(Excerpts from a figure dataset)

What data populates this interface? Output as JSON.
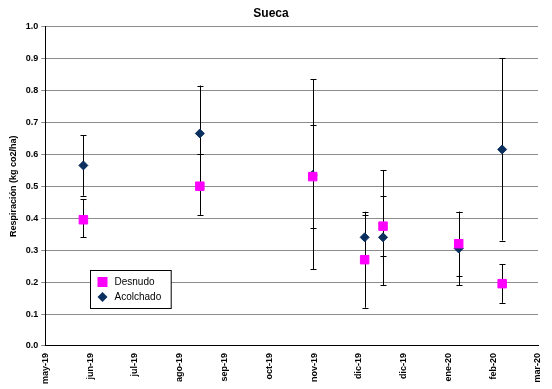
{
  "chart_data": {
    "type": "scatter",
    "title": "Sueca",
    "y_label": "Respiración (kg co2/ha)",
    "xlim": [
      0,
      11
    ],
    "xticks": [
      {
        "value": 0,
        "label": "may-19"
      },
      {
        "value": 1,
        "label": "jun-19"
      },
      {
        "value": 2,
        "label": "jul-19"
      },
      {
        "value": 3,
        "label": "ago-19"
      },
      {
        "value": 4,
        "label": "sep-19"
      },
      {
        "value": 5,
        "label": "oct-19"
      },
      {
        "value": 6,
        "label": "nov-19"
      },
      {
        "value": 7,
        "label": "dic-19"
      },
      {
        "value": 8,
        "label": "dic-19"
      },
      {
        "value": 9,
        "label": "ene-20"
      },
      {
        "value": 10,
        "label": "feb-20"
      },
      {
        "value": 11,
        "label": "mar-20"
      }
    ],
    "ylim": [
      0,
      1
    ],
    "yticks": [
      {
        "value": 0,
        "label": "0.0"
      },
      {
        "value": 0.1,
        "label": "0.1"
      },
      {
        "value": 0.2,
        "label": "0.2"
      },
      {
        "value": 0.3,
        "label": "0.3"
      },
      {
        "value": 0.4,
        "label": "0.4"
      },
      {
        "value": 0.5,
        "label": "0.5"
      },
      {
        "value": 0.6,
        "label": "0.6"
      },
      {
        "value": 0.7,
        "label": "0.7"
      },
      {
        "value": 0.8,
        "label": "0.8"
      },
      {
        "value": 0.9,
        "label": "0.9"
      },
      {
        "value": 1,
        "label": "1.0"
      }
    ],
    "grid": true,
    "legend": "lower left",
    "x": [
      0.85,
      3.45,
      5.97,
      7.13,
      7.54,
      9.23,
      10.2
    ],
    "series": [
      {
        "name": "Desnudo",
        "color": "#ff00ff",
        "marker": "square",
        "values": [
          0.395,
          0.5,
          0.53,
          0.27,
          0.375,
          0.32,
          0.195
        ],
        "error_low": [
          0.34,
          0.41,
          0.37,
          0.12,
          0.28,
          0.19,
          0.135
        ],
        "error_high": [
          0.46,
          0.6,
          0.69,
          0.41,
          0.47,
          0.42,
          0.255
        ]
      },
      {
        "name": "Acolchado",
        "color": "#0b2f5e",
        "marker": "diamond",
        "values": [
          0.565,
          0.665,
          0.535,
          0.34,
          0.34,
          0.305,
          0.615
        ],
        "error_low": [
          0.47,
          0.6,
          0.24,
          0.27,
          0.19,
          0.22,
          0.33
        ],
        "error_high": [
          0.66,
          0.815,
          0.835,
          0.42,
          0.55,
          0.42,
          0.9
        ]
      }
    ]
  }
}
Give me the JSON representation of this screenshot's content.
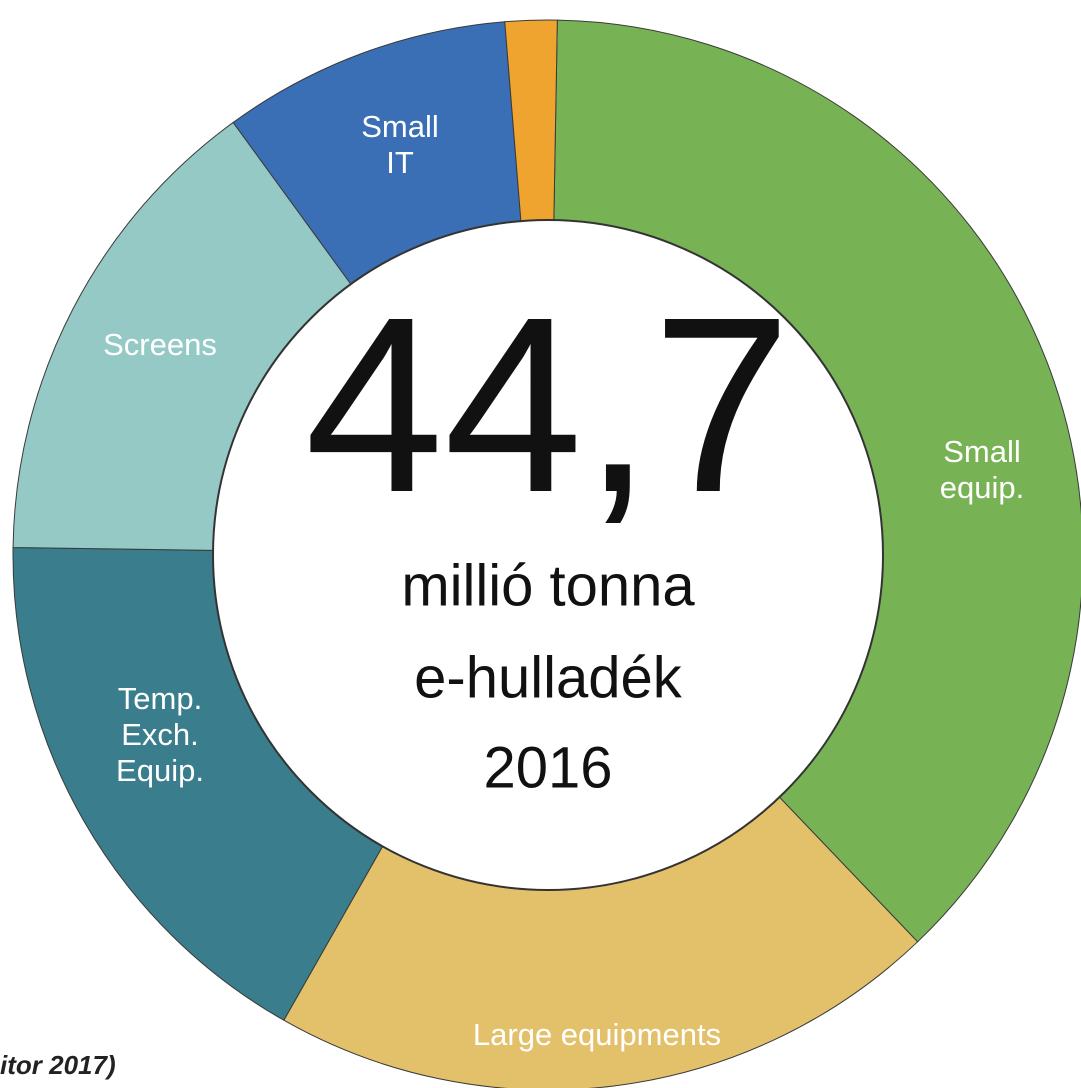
{
  "chart_data": {
    "type": "donut",
    "center_text": [
      "44,7",
      "millió tonna",
      "e-hulladék",
      "2016"
    ],
    "source": "itor 2017)",
    "categories": [
      "Small equip.",
      "Large equipments",
      "Temp. Exch. Equip.",
      "Screens",
      "Small IT",
      null
    ],
    "values": [
      16.8,
      9.1,
      7.6,
      6.6,
      3.9,
      0.7
    ],
    "colors": [
      "#77b255",
      "#e3c16b",
      "#3a7d8c",
      "#94c9c6",
      "#3a6fb5",
      "#f0a430"
    ]
  }
}
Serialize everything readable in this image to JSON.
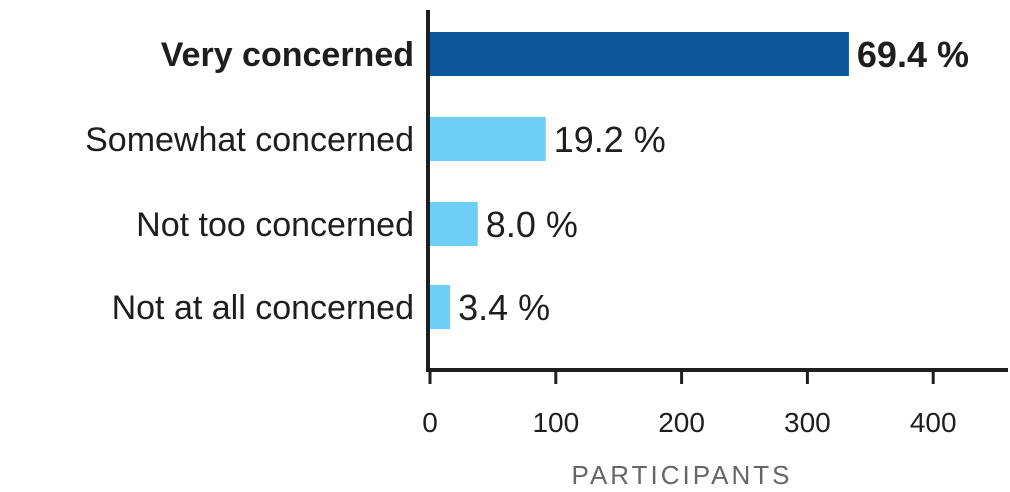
{
  "chart_data": {
    "type": "bar",
    "orientation": "horizontal",
    "categories": [
      "Very concerned",
      "Somewhat concerned",
      "Not too concerned",
      "Not at all concerned"
    ],
    "values": [
      333,
      92,
      38,
      16
    ],
    "data_labels": [
      "69.4 %",
      "19.2 %",
      "8.0 %",
      "3.4 %"
    ],
    "highlight_index": 0,
    "xlabel": "PARTICIPANTS",
    "ylabel": "",
    "xlim": [
      0,
      460
    ],
    "xticks": [
      0,
      100,
      200,
      300,
      400
    ],
    "xtick_labels": [
      "0",
      "100",
      "200",
      "300",
      "400"
    ],
    "grid": false,
    "legend": "none",
    "colors": {
      "highlight_bar": "#0b5797",
      "bar": "#6dcff5",
      "axis": "#1e1e1e",
      "text": "#1e1e1e",
      "axis_title": "#666666"
    }
  }
}
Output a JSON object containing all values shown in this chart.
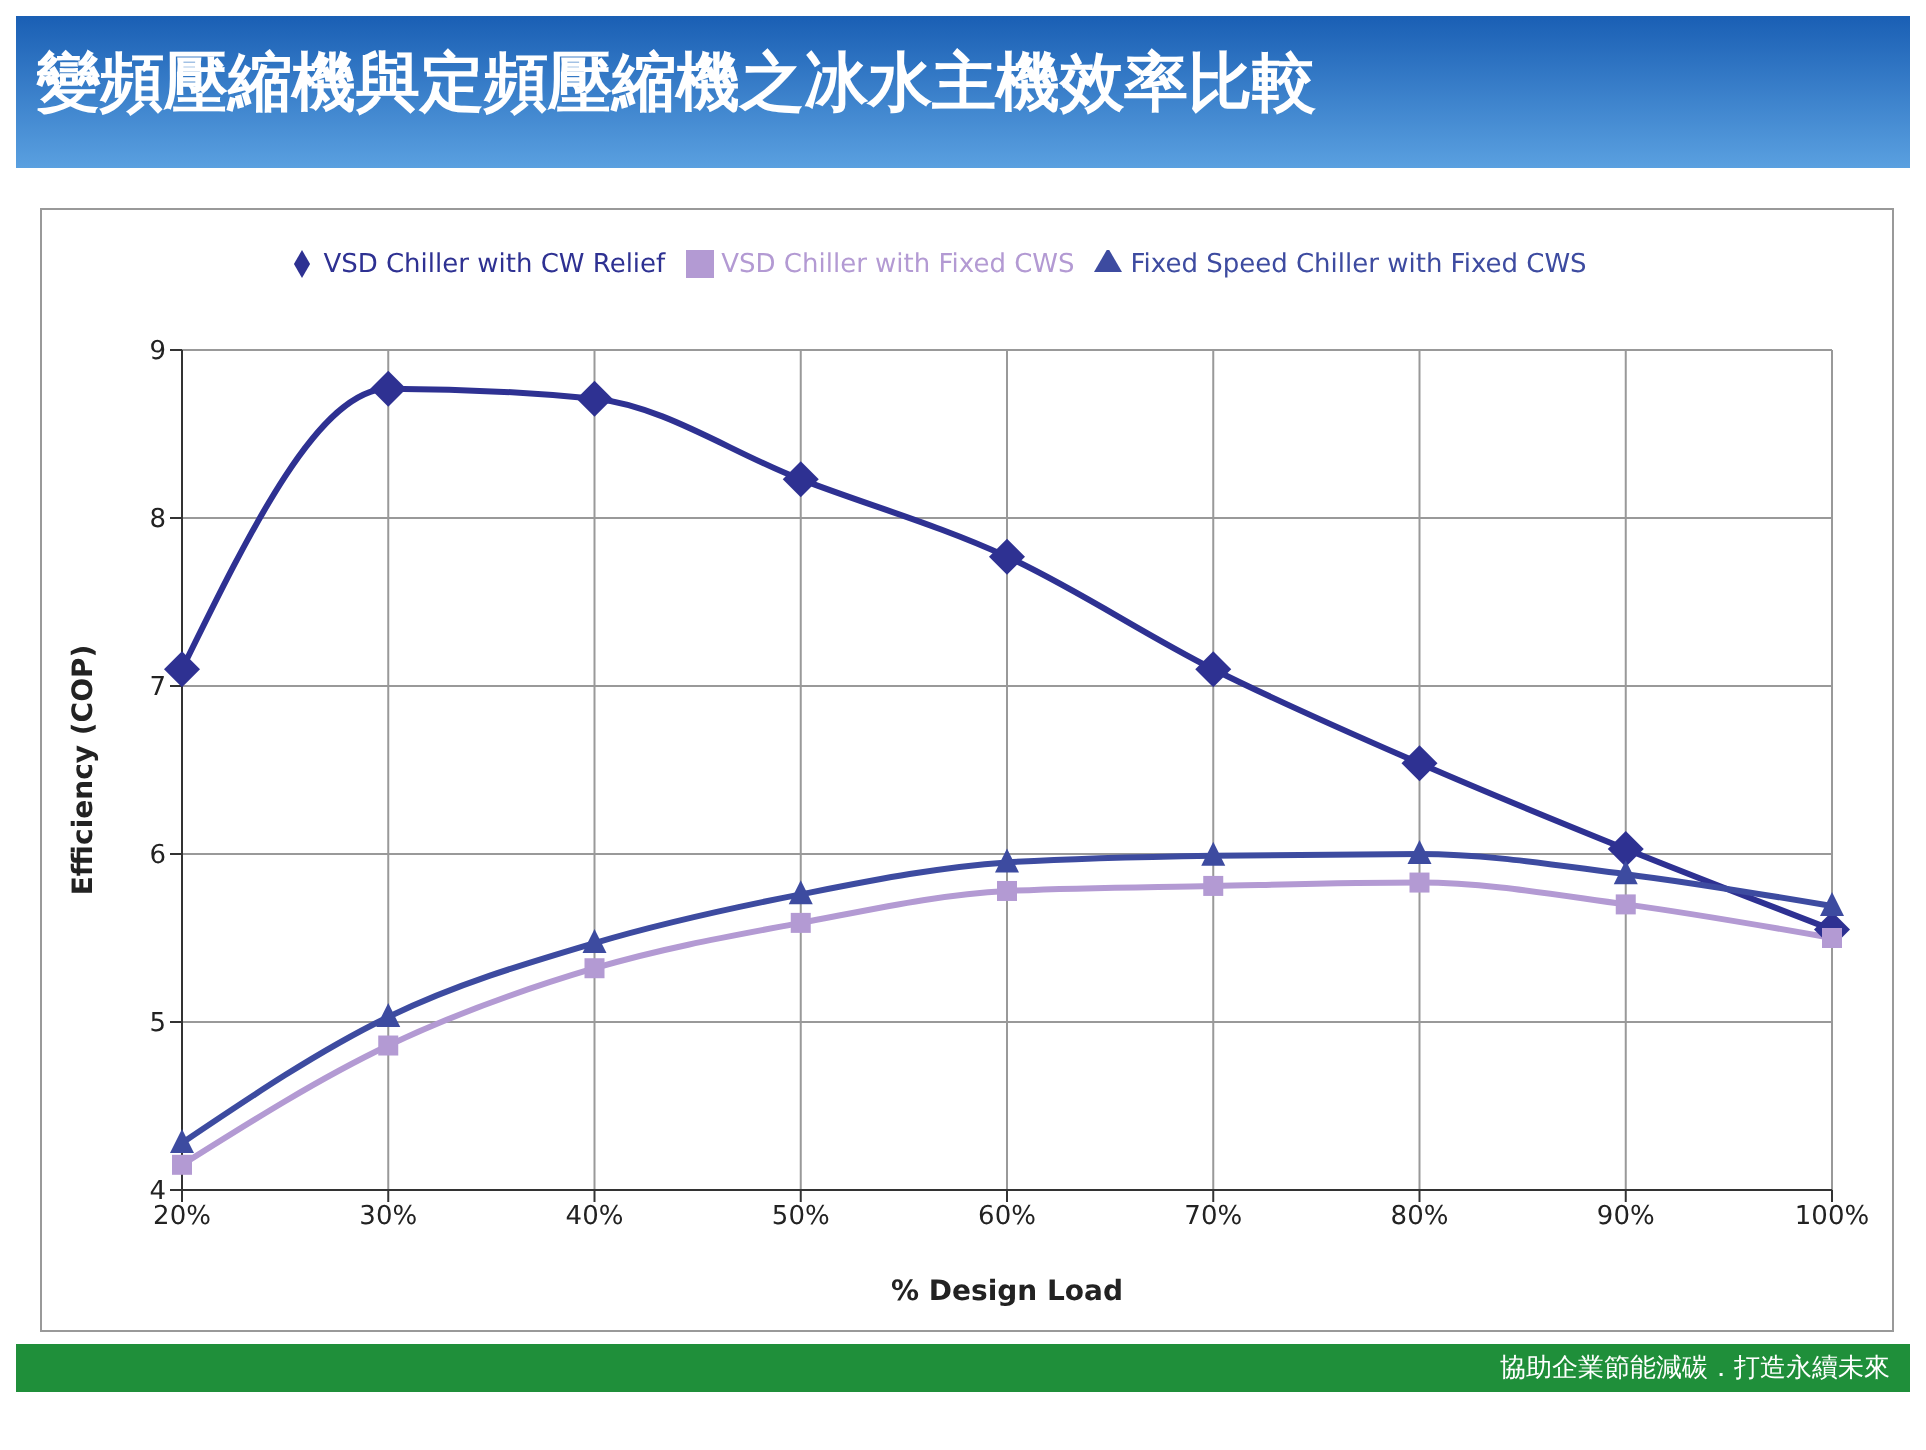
{
  "chart_data": {
    "type": "line",
    "title": "變頻壓縮機與定頻壓縮機之冰水主機效率比較",
    "xlabel": "% Design Load",
    "ylabel": "Efficiency (COP)",
    "categories": [
      "20%",
      "30%",
      "40%",
      "50%",
      "60%",
      "70%",
      "80%",
      "90%",
      "100%"
    ],
    "series": [
      {
        "name": "VSD Chiller with CW Relief",
        "color": "#2e3192",
        "marker": "diamond",
        "values": [
          7.1,
          8.77,
          8.71,
          8.23,
          7.77,
          7.1,
          6.54,
          6.03,
          5.55
        ]
      },
      {
        "name": "VSD Chiller with Fixed CWS",
        "color": "#b39ad3",
        "marker": "square",
        "values": [
          4.15,
          4.86,
          5.32,
          5.59,
          5.78,
          5.81,
          5.83,
          5.7,
          5.5
        ]
      },
      {
        "name": "Fixed Speed Chiller with Fixed CWS",
        "color": "#3d4ba0",
        "marker": "triangle",
        "values": [
          4.28,
          5.03,
          5.47,
          5.76,
          5.95,
          5.99,
          6.0,
          5.88,
          5.69
        ]
      }
    ],
    "ylim": [
      4,
      9
    ],
    "yticks": [
      4,
      5,
      6,
      7,
      8,
      9
    ],
    "grid": true,
    "legend": "top",
    "line_style": "solid",
    "annotations": [
      "協助企業節能減碳．打造永續未來"
    ]
  }
}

=== Task objective ===
Reproduce the material in its entirety and word for word, without the pictures.

=== Completed task ===
What data populates this interface? Output as JSON.
{
  "chart_data": {
    "type": "scatter",
    "title": "Sueca",
    "y_label": "Respiración (kg co2/ha)",
    "xlim": [
      0,
      11
    ],
    "xticks": [
      {
        "value": 0,
        "label": "may-19"
      },
      {
        "value": 1,
        "label": "jun-19"
      },
      {
        "value": 2,
        "label": "jul-19"
      },
      {
        "value": 3,
        "label": "ago-19"
      },
      {
        "value": 4,
        "label": "sep-19"
      },
      {
        "value": 5,
        "label": "oct-19"
      },
      {
        "value": 6,
        "label": "nov-19"
      },
      {
        "value": 7,
        "label": "dic-19"
      },
      {
        "value": 8,
        "label": "dic-19"
      },
      {
        "value": 9,
        "label": "ene-20"
      },
      {
        "value": 10,
        "label": "feb-20"
      },
      {
        "value": 11,
        "label": "mar-20"
      }
    ],
    "ylim": [
      0,
      1
    ],
    "yticks": [
      {
        "value": 0,
        "label": "0.0"
      },
      {
        "value": 0.1,
        "label": "0.1"
      },
      {
        "value": 0.2,
        "label": "0.2"
      },
      {
        "value": 0.3,
        "label": "0.3"
      },
      {
        "value": 0.4,
        "label": "0.4"
      },
      {
        "value": 0.5,
        "label": "0.5"
      },
      {
        "value": 0.6,
        "label": "0.6"
      },
      {
        "value": 0.7,
        "label": "0.7"
      },
      {
        "value": 0.8,
        "label": "0.8"
      },
      {
        "value": 0.9,
        "label": "0.9"
      },
      {
        "value": 1,
        "label": "1.0"
      }
    ],
    "grid": true,
    "legend": "lower left",
    "x": [
      0.85,
      3.45,
      5.97,
      7.13,
      7.54,
      9.23,
      10.2
    ],
    "series": [
      {
        "name": "Desnudo",
        "color": "#ff00ff",
        "marker": "square",
        "values": [
          0.395,
          0.5,
          0.53,
          0.27,
          0.375,
          0.32,
          0.195
        ],
        "error_low": [
          0.34,
          0.41,
          0.37,
          0.12,
          0.28,
          0.19,
          0.135
        ],
        "error_high": [
          0.46,
          0.6,
          0.69,
          0.41,
          0.47,
          0.42,
          0.255
        ]
      },
      {
        "name": "Acolchado",
        "color": "#0b2f5e",
        "marker": "diamond",
        "values": [
          0.565,
          0.665,
          0.535,
          0.34,
          0.34,
          0.305,
          0.615
        ],
        "error_low": [
          0.47,
          0.6,
          0.24,
          0.27,
          0.19,
          0.22,
          0.33
        ],
        "error_high": [
          0.66,
          0.815,
          0.835,
          0.42,
          0.55,
          0.42,
          0.9
        ]
      }
    ]
  }
}
Give me the JSON representation of this screenshot's content.
{
  "chart_data": {
    "type": "donut",
    "center_text": [
      "44,7",
      "millió tonna",
      "e-hulladék",
      "2016"
    ],
    "source": "itor 2017)",
    "categories": [
      "Small equip.",
      "Large equipments",
      "Temp. Exch. Equip.",
      "Screens",
      "Small IT",
      null
    ],
    "values": [
      16.8,
      9.1,
      7.6,
      6.6,
      3.9,
      0.7
    ],
    "colors": [
      "#77b255",
      "#e3c16b",
      "#3a7d8c",
      "#94c9c6",
      "#3a6fb5",
      "#f0a430"
    ]
  }
}
Serialize everything readable in this image to JSON.
{
  "chart_data": {
    "type": "bar",
    "orientation": "horizontal",
    "categories": [
      "Very concerned",
      "Somewhat concerned",
      "Not too concerned",
      "Not at all concerned"
    ],
    "values": [
      333,
      92,
      38,
      16
    ],
    "data_labels": [
      "69.4 %",
      "19.2 %",
      "8.0 %",
      "3.4 %"
    ],
    "highlight_index": 0,
    "xlabel": "PARTICIPANTS",
    "ylabel": "",
    "xlim": [
      0,
      460
    ],
    "xticks": [
      0,
      100,
      200,
      300,
      400
    ],
    "xtick_labels": [
      "0",
      "100",
      "200",
      "300",
      "400"
    ],
    "grid": false,
    "legend": "none",
    "colors": {
      "highlight_bar": "#0b5797",
      "bar": "#6dcff5",
      "axis": "#1e1e1e",
      "text": "#1e1e1e",
      "axis_title": "#666666"
    }
  }
}
Output a JSON object containing all values shown in this chart.
{
  "chart_data": {
    "type": "line",
    "title": "變頻壓縮機與定頻壓縮機之冰水主機效率比較",
    "xlabel": "% Design Load",
    "ylabel": "Efficiency (COP)",
    "categories": [
      "20%",
      "30%",
      "40%",
      "50%",
      "60%",
      "70%",
      "80%",
      "90%",
      "100%"
    ],
    "series": [
      {
        "name": "VSD Chiller with CW Relief",
        "color": "#2e3192",
        "marker": "diamond",
        "values": [
          7.1,
          8.77,
          8.71,
          8.23,
          7.77,
          7.1,
          6.54,
          6.03,
          5.55
        ]
      },
      {
        "name": "VSD Chiller with Fixed CWS",
        "color": "#b39ad3",
        "marker": "square",
        "values": [
          4.15,
          4.86,
          5.32,
          5.59,
          5.78,
          5.81,
          5.83,
          5.7,
          5.5
        ]
      },
      {
        "name": "Fixed Speed Chiller with Fixed CWS",
        "color": "#3d4ba0",
        "marker": "triangle",
        "values": [
          4.28,
          5.03,
          5.47,
          5.76,
          5.95,
          5.99,
          6.0,
          5.88,
          5.69
        ]
      }
    ],
    "ylim": [
      4,
      9
    ],
    "yticks": [
      4,
      5,
      6,
      7,
      8,
      9
    ],
    "grid": true,
    "legend": "top",
    "line_style": "solid",
    "annotations": [
      "協助企業節能減碳．打造永續未來"
    ]
  }
}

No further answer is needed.